- [EXTRACTED TEXT]
## BEGIN
I never thought of Paris as being hot and humid, or smelly and crowded. I never thought of the way scammers are quick to spot tourists and take advantage of them. I never imagined being in Paris with hardly a euro to spend, so sick that I could hardly walk in the heat without getting lightheaded, getting up in the middle of the night in my hostel bed because I couldn’t stop coughing.

All this being said, I still want to and believe I can feel at home in Paris. I’d love to wake up in a little Parisian apartment, with the doors open to a Juliet balcony with flowers blooming on the railing. I’d love to ride a bike down to la boulangerie ou la fleuriste and carry a bag of baguettes or bouquet of cut flowers in my arms. I would love to be able to talk to the locals fearlessly in French. Paris was still beautiful to me, and thinking about it now that I am home, I know that when I go back to Paris, I will be ready for her.

On my last full day in Europe, I visited the Père Lachaise cemetery and mused on how quickly the last two months went by. I had seen and done so much, met so many people, that the 7 and a half weeks somehow also managed to seem like it wasn’t a long enough time. And yet the trip that I’d been dreaming about for more than year had come and gone so quickly.
## END
- [EXERCISE GOAL]
Answer these questions from the Paris travel text:
1. What kind of balcony does the writer imagine from a little Parisian apartment?
2. Which place did the writer visit on the last full day in Europe?
3. How many weeks did the trip last?

- [DATASET ENTRIES]
## BEGIN
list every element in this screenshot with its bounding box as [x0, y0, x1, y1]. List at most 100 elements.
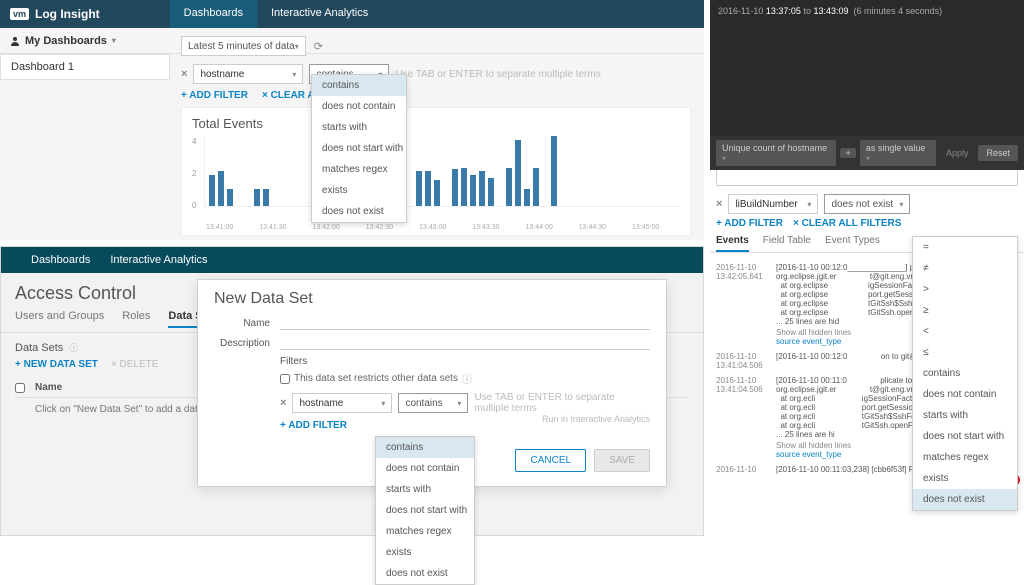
chevron-down-icon: ▾: [295, 42, 299, 51]
save-button[interactable]: SAVE: [594, 449, 650, 472]
operator-option[interactable]: does not start with: [376, 500, 474, 521]
remove-filter-icon[interactable]: ×: [280, 397, 286, 409]
operator-option[interactable]: <: [913, 321, 1017, 342]
event-timestamp: 2016-11-1013:42:05.641: [716, 263, 770, 346]
clear-filters-link[interactable]: × CLEAR ALL FILTERS: [793, 218, 901, 229]
operator-option[interactable]: starts with: [376, 479, 474, 500]
operator-option[interactable]: matches regex: [312, 159, 406, 180]
operator-option[interactable]: does not start with: [913, 426, 1017, 447]
chart-bars: [204, 137, 680, 207]
name-label: Name: [214, 318, 270, 329]
nav-dashboards[interactable]: Dashboards: [170, 0, 257, 28]
chart-y-axis: 4 2 0: [192, 137, 204, 222]
nav-dashboards[interactable]: Dashboards: [31, 254, 90, 266]
select-all-checkbox[interactable]: [15, 383, 25, 393]
remove-filter-icon[interactable]: ×: [716, 198, 722, 210]
operator-option[interactable]: does not contain: [913, 384, 1017, 405]
modal-filter-field[interactable]: hostname ▾: [292, 393, 392, 413]
operator-option[interactable]: exists: [913, 468, 1017, 489]
timerange-select[interactable]: Latest 5 minutes of data ▾: [181, 36, 306, 56]
operator-option[interactable]: ≤: [913, 342, 1017, 363]
operator-option[interactable]: does not contain: [376, 458, 474, 479]
chart-bar: [506, 168, 512, 207]
modal-filter-operator[interactable]: contains ▾: [398, 393, 468, 413]
operator-option[interactable]: contains: [913, 363, 1017, 384]
chart-bar: [452, 169, 458, 206]
name-input[interactable]: [280, 316, 650, 330]
operator-option[interactable]: matches regex: [376, 521, 474, 542]
restrict-checkbox[interactable]: [280, 374, 290, 384]
description-label: Description: [214, 338, 270, 349]
info-icon[interactable]: ⓘ: [69, 341, 78, 354]
chart-x-axis: 13:41:0013:41:3013:42:0013:42:3013:43:00…: [192, 224, 680, 231]
dashboards-panel: vm Log Insight Dashboards Interactive An…: [0, 0, 704, 240]
operator-option[interactable]: >: [913, 279, 1017, 300]
operator-option[interactable]: does not exist: [312, 201, 406, 222]
operator-option[interactable]: does not exist: [913, 489, 1017, 510]
delete-data-set-button[interactable]: × DELETE: [111, 359, 159, 370]
operator-dropdown[interactable]: contains does not contain starts with do…: [311, 74, 407, 223]
filter-value-input[interactable]: Use TAB or ENTER to separate multiple te…: [395, 69, 600, 80]
nav-analytics[interactable]: Interactive Analytics: [257, 0, 382, 28]
tab-event-types[interactable]: Event Types: [825, 235, 880, 252]
tab-field-table[interactable]: Field Table: [763, 235, 811, 252]
operator-dropdown[interactable]: = ≠ > ≥ < ≤ contains does not contain st…: [912, 236, 1018, 511]
tab-events[interactable]: Events: [716, 235, 749, 252]
brand-name: Log Insight: [35, 7, 100, 21]
new-data-set-button[interactable]: + NEW DATA SET: [15, 359, 98, 370]
my-dashboards-dropdown[interactable]: My Dashboards ▾: [0, 35, 126, 47]
filter-row: × hostname ▾ contains ▾ Use TAB or ENTER…: [175, 64, 704, 88]
sidebar-item-dashboard1[interactable]: Dashboard 1: [0, 54, 170, 80]
operator-option[interactable]: exists: [312, 180, 406, 201]
modal-add-filter[interactable]: + ADD FILTER: [214, 420, 347, 431]
chevron-down-icon: ▾: [899, 200, 903, 209]
reset-button[interactable]: Reset: [978, 145, 1018, 161]
add-filter-link[interactable]: + ADD FILTER: [716, 218, 783, 229]
filter-field-select[interactable]: hostname ▾: [193, 64, 303, 84]
aggregation-chip[interactable]: Unique count of hostname ▾: [716, 140, 836, 166]
chart-bar: [524, 189, 530, 207]
operator-option[interactable]: ≥: [913, 300, 1017, 321]
tab-roles[interactable]: Roles: [122, 310, 150, 328]
brand: vm Log Insight: [0, 0, 110, 28]
chart-bar: [434, 180, 440, 206]
apply-button[interactable]: Apply: [940, 145, 975, 161]
filter-operator-select[interactable]: does not exist ▾: [824, 194, 910, 214]
chart-bar: [479, 171, 485, 206]
refresh-icon[interactable]: ⟳: [314, 40, 323, 53]
operator-option[interactable]: does not exist: [376, 563, 474, 584]
operator-option[interactable]: contains: [376, 437, 474, 458]
chart-bar: [209, 175, 215, 207]
tab-users-groups[interactable]: Users and Groups: [15, 310, 104, 328]
chevron-down-icon: ▾: [381, 399, 385, 408]
chart-bar: [533, 168, 539, 207]
add-aggregation-button[interactable]: +: [840, 148, 856, 158]
operator-option[interactable]: matches regex: [913, 447, 1017, 468]
event-timestamp: 2016-11-1013:41:04.506: [716, 376, 770, 459]
info-icon[interactable]: ⓘ: [462, 371, 472, 386]
modal-filter-value[interactable]: Use TAB or ENTER to separate multiple te…: [474, 392, 650, 414]
operator-option[interactable]: ≠: [913, 258, 1017, 279]
operator-option[interactable]: does not start with: [312, 138, 406, 159]
chart-bar: [254, 189, 260, 207]
chart-bar: [218, 171, 224, 206]
operator-option[interactable]: starts with: [312, 117, 406, 138]
description-input[interactable]: [280, 336, 650, 350]
filter-field-select[interactable]: liBuildNumber ▾: [728, 194, 818, 214]
nav-analytics[interactable]: Interactive Analytics: [110, 254, 207, 266]
cancel-button[interactable]: CANCEL: [515, 449, 586, 472]
add-filter-link[interactable]: + ADD FILTER: [181, 90, 248, 101]
operator-option[interactable]: does not contain: [312, 96, 406, 117]
remove-filter-icon[interactable]: ×: [181, 68, 187, 80]
operator-option[interactable]: exists: [376, 542, 474, 563]
operator-option[interactable]: =: [913, 237, 1017, 258]
display-mode-chip[interactable]: as single value ▾: [860, 140, 936, 166]
timerange-display: 2016-11-10 13:37:05 to 13:43:09 (6 minut…: [718, 6, 942, 16]
operator-option[interactable]: starts with: [913, 405, 1017, 426]
chevron-down-icon: ▾: [807, 200, 811, 209]
chart-bar: [488, 178, 494, 206]
operator-option[interactable]: contains: [312, 75, 406, 96]
run-in-analytics-link[interactable]: Run in Interactive Analytics: [542, 414, 650, 424]
chart-bar: [227, 189, 233, 207]
modal-operator-dropdown[interactable]: contains does not contain starts with do…: [375, 436, 475, 585]
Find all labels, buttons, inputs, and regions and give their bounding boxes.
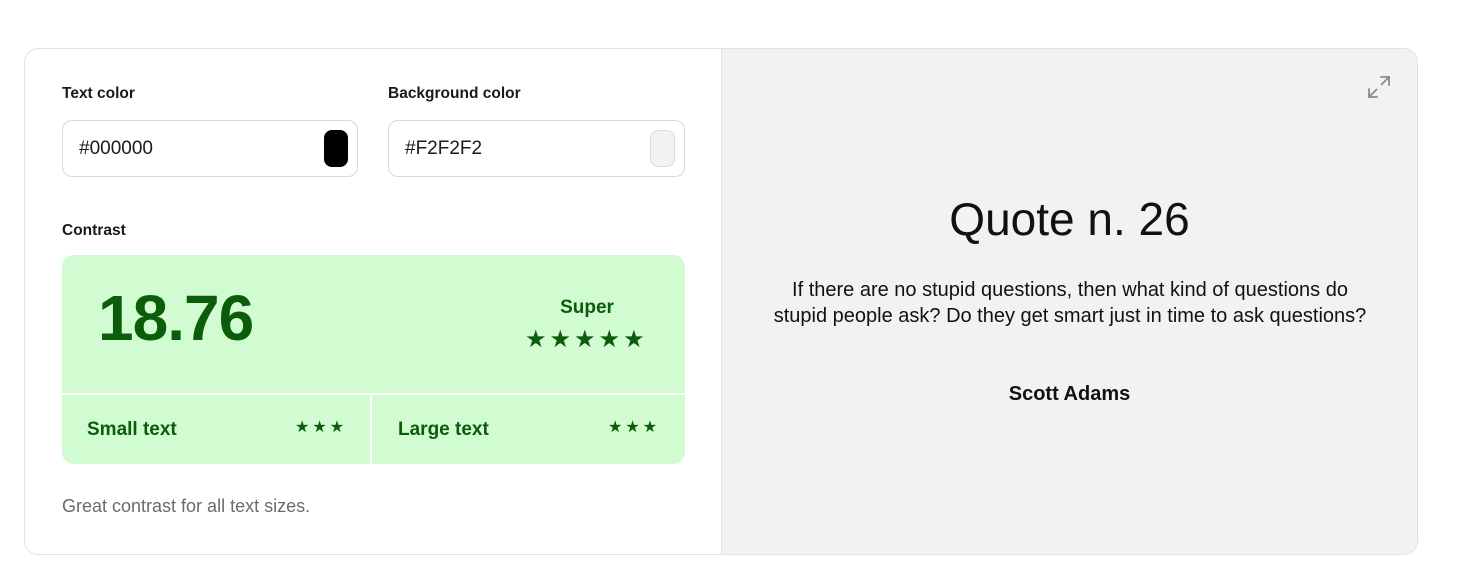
small-text-cell: Small text (87, 395, 177, 464)
star-icon: ★ (642, 419, 658, 436)
star-icon: ★ (574, 326, 596, 353)
star-icon: ★ (623, 326, 645, 353)
quote-author: Scott Adams (1008, 383, 1131, 405)
large-text-stars: ★ ★ ★ (608, 420, 657, 436)
preview-panel: Quote n. 26 If there are no stupid quest… (722, 49, 1417, 554)
star-icon: ★ (549, 326, 572, 353)
star-icon: ★ (329, 419, 345, 436)
background-color-swatch[interactable] (650, 130, 675, 167)
background-color-field[interactable] (388, 120, 685, 177)
text-color-swatch[interactable] (324, 130, 348, 167)
star-icon: ★ (295, 419, 310, 436)
contrast-note: Great contrast for all text sizes. (62, 496, 311, 516)
text-color-input[interactable] (79, 137, 324, 160)
divider (370, 393, 372, 464)
large-text-label: Large text (398, 418, 489, 440)
star-icon: ★ (525, 326, 547, 353)
contrast-result-box: 18.76 Super ★ ★ ★ ★ ★ Small text ★ ★ ★ L… (62, 255, 685, 464)
expand-icon (1368, 76, 1390, 98)
contrast-ratio: 18.76 (98, 282, 254, 354)
small-text-label: Small text (87, 418, 177, 440)
star-icon: ★ (625, 419, 640, 436)
quote-text: If there are no stupid questions, then w… (773, 279, 1367, 327)
star-icon: ★ (598, 326, 621, 353)
large-text-cell: Large text (398, 395, 489, 464)
expand-button[interactable] (1365, 73, 1393, 101)
star-icon: ★ (608, 419, 623, 436)
rating-stars: ★ ★ ★ ★ ★ (525, 328, 645, 352)
background-color-label: Background color (388, 85, 521, 102)
controls-panel: Text color Background color Contrast 18.… (25, 49, 722, 554)
background-color-input[interactable] (405, 137, 650, 160)
quote-title: Quote n. 26 (949, 193, 1190, 245)
text-color-label: Text color (62, 85, 135, 102)
rating-label: Super (560, 297, 614, 318)
text-color-field[interactable] (62, 120, 358, 177)
small-text-stars: ★ ★ ★ (295, 420, 344, 436)
star-icon: ★ (312, 419, 327, 436)
contrast-checker-card: Text color Background color Contrast 18.… (24, 48, 1418, 555)
contrast-label: Contrast (62, 222, 126, 239)
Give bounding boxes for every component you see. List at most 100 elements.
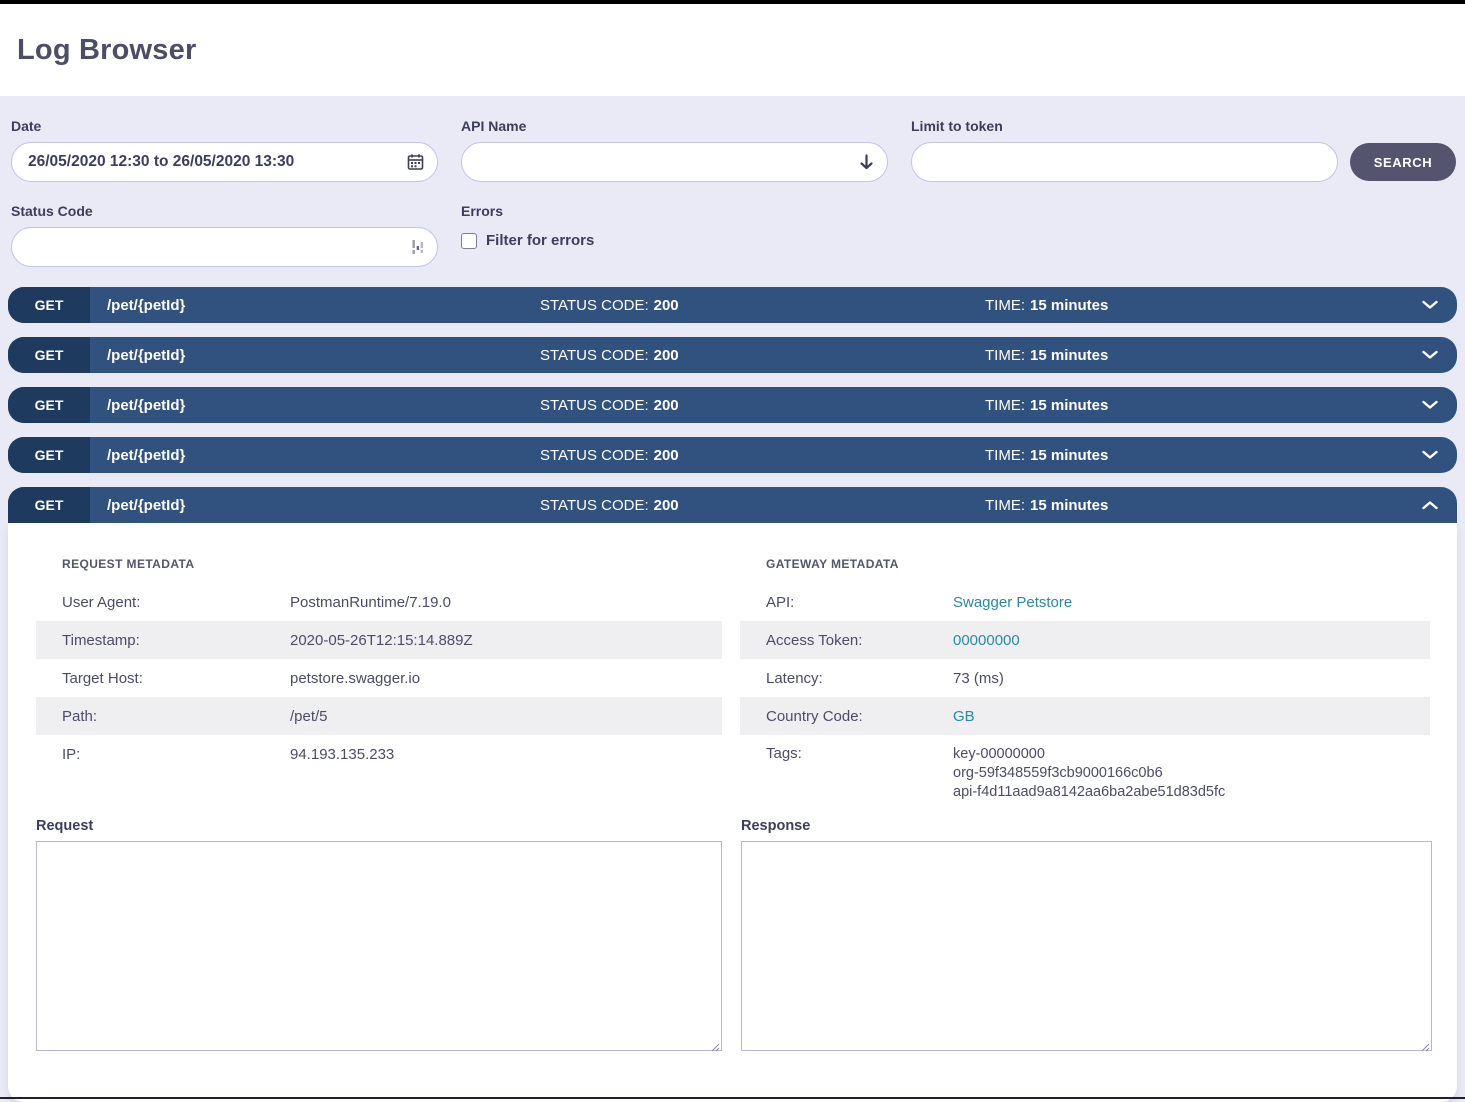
time-value: 15 minutes: [1030, 397, 1108, 414]
limit-token-input[interactable]: [911, 142, 1338, 182]
meta-label: API:: [766, 594, 953, 611]
log-list: GET /pet/{petId} STATUS CODE: 200 TIME: 15…: [0, 287, 1465, 1102]
method-label: GET: [35, 397, 64, 413]
request-label: Request: [36, 818, 722, 834]
time-prefix: TIME:: [985, 447, 1025, 464]
chevron-down-icon[interactable]: [1422, 301, 1438, 310]
date-range-input[interactable]: [11, 142, 438, 182]
meta-row-latency: Latency: 73 (ms): [740, 659, 1430, 697]
method-label: GET: [35, 497, 64, 513]
meta-value: 73 (ms): [953, 670, 1004, 687]
log-row[interactable]: GET /pet/{petId} STATUS CODE: 200 TIME: 15…: [8, 337, 1457, 373]
status-code-summary: STATUS CODE: 200: [540, 497, 679, 514]
status-code-summary: STATUS CODE: 200: [540, 297, 679, 314]
endpoint-path: /pet/{petId}: [107, 447, 185, 464]
meta-value: 2020-05-26T12:15:14.889Z: [290, 632, 473, 649]
calendar-icon[interactable]: [407, 154, 424, 171]
chevron-up-icon[interactable]: [1422, 501, 1438, 510]
tag-line: org-59f348559f3cb9000166c0b6: [953, 764, 1225, 783]
histogram-icon: [412, 239, 424, 255]
method-label: GET: [35, 447, 64, 463]
access-token-link[interactable]: 00000000: [953, 632, 1020, 649]
errors-label: Errors: [461, 203, 594, 219]
limit-token-label: Limit to token: [911, 118, 1338, 134]
meta-value: /pet/5: [290, 708, 328, 725]
log-row[interactable]: GET /pet/{petId} STATUS CODE:200 TIME:15…: [8, 387, 1457, 423]
gateway-metadata-heading: GATEWAY METADATA: [740, 557, 1430, 571]
meta-label: Target Host:: [62, 670, 290, 687]
method-badge: GET: [8, 337, 90, 373]
time-prefix: TIME:: [985, 397, 1025, 414]
chevron-down-icon[interactable]: [1422, 351, 1438, 360]
filter-errors-checkbox-label: Filter for errors: [486, 232, 594, 249]
time-summary: TIME: 15 minutes: [985, 447, 1108, 464]
response-body-section: Response: [741, 818, 1432, 1056]
endpoint-path: /pet/{petId}: [107, 347, 185, 364]
endpoint-path: /pet/{petId}: [107, 497, 185, 514]
status-code-value: 200: [654, 297, 679, 314]
status-code-prefix: STATUS CODE:: [540, 397, 649, 414]
meta-value: 94.193.135.233: [290, 746, 394, 763]
status-code-field-group: Status Code: [11, 203, 438, 267]
chevron-down-icon[interactable]: [1422, 451, 1438, 460]
log-row[interactable]: GET /pet/{petId} STATUS CODE:200 TIME: 15…: [8, 437, 1457, 473]
status-code-summary: STATUS CODE:200: [540, 397, 679, 414]
date-field-group: Date: [11, 118, 438, 182]
meta-row-api: API: Swagger Petstore: [740, 583, 1430, 621]
filter-panel: Date: [0, 96, 1465, 267]
response-label: Response: [741, 818, 1432, 834]
log-row[interactable]: GET /pet/{petId} STATUS CODE:200 TIME:15…: [8, 287, 1457, 323]
time-prefix: TIME:: [985, 297, 1025, 314]
status-code-prefix: STATUS CODE:: [540, 297, 649, 314]
time-summary: TIME:15 minutes: [985, 497, 1108, 514]
meta-label: Country Code:: [766, 708, 953, 725]
chevron-down-icon[interactable]: [1422, 401, 1438, 410]
method-label: GET: [35, 347, 64, 363]
country-code-link[interactable]: GB: [953, 708, 975, 725]
meta-row-tags: Tags: key-00000000 org-59f348559f3cb9000…: [740, 735, 1430, 810]
meta-row-user-agent: User Agent: PostmanRuntime/7.19.0: [36, 583, 722, 621]
log-row-expanded[interactable]: GET /pet/{petId} STATUS CODE: 200 TIME:15…: [8, 487, 1457, 523]
method-badge: GET: [8, 387, 90, 423]
method-badge: GET: [8, 287, 90, 323]
log-detail-panel: REQUEST METADATA User Agent: PostmanRunt…: [8, 523, 1457, 1102]
status-code-prefix: STATUS CODE:: [540, 347, 649, 364]
status-code-value: 200: [654, 497, 679, 514]
status-code-input[interactable]: [11, 227, 438, 267]
method-badge: GET: [8, 437, 90, 473]
time-summary: TIME: 15 minutes: [985, 397, 1108, 414]
time-value: 15 minutes: [1030, 497, 1108, 514]
page-title: Log Browser: [17, 34, 196, 67]
time-value: 15 minutes: [1030, 447, 1108, 464]
time-summary: TIME:15 minutes: [985, 297, 1108, 314]
meta-label: Path:: [62, 708, 290, 725]
request-body-textarea[interactable]: [36, 841, 722, 1051]
meta-label: User Agent:: [62, 594, 290, 611]
meta-row-target-host: Target Host: petstore.swagger.io: [36, 659, 722, 697]
meta-label: Timestamp:: [62, 632, 290, 649]
filter-errors-checkbox[interactable]: [461, 233, 477, 249]
meta-value: PostmanRuntime/7.19.0: [290, 594, 451, 611]
response-body-textarea[interactable]: [741, 841, 1432, 1051]
meta-row-timestamp: Timestamp: 2020-05-26T12:15:14.889Z: [36, 621, 722, 659]
request-metadata-section: REQUEST METADATA User Agent: PostmanRunt…: [36, 557, 722, 810]
time-prefix: TIME:: [985, 347, 1025, 364]
api-link[interactable]: Swagger Petstore: [953, 594, 1072, 611]
meta-row-ip: IP: 94.193.135.233: [36, 735, 722, 773]
status-code-value: 200: [654, 347, 679, 364]
time-value: 15 minutes: [1030, 347, 1108, 364]
status-code-value: 200: [654, 447, 679, 464]
api-name-label: API Name: [461, 118, 888, 134]
time-summary: TIME: 15 minutes: [985, 347, 1108, 364]
arrow-down-icon[interactable]: [859, 154, 874, 170]
request-body-section: Request: [36, 818, 722, 1056]
status-code-summary: STATUS CODE:200: [540, 447, 679, 464]
status-code-summary: STATUS CODE: 200: [540, 347, 679, 364]
meta-row-path: Path: /pet/5: [36, 697, 722, 735]
api-name-select[interactable]: [461, 142, 888, 182]
status-code-prefix: STATUS CODE:: [540, 497, 649, 514]
search-button[interactable]: SEARCH: [1350, 143, 1456, 181]
api-name-field-group: API Name: [461, 118, 888, 182]
method-label: GET: [35, 297, 64, 313]
meta-label: IP:: [62, 746, 290, 763]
## END
- [THE ANSWER]
1. A Juliet balcony with flowers blooming on the railing.
2. The Père Lachaise cemetery.
3. 7 and a half weeks.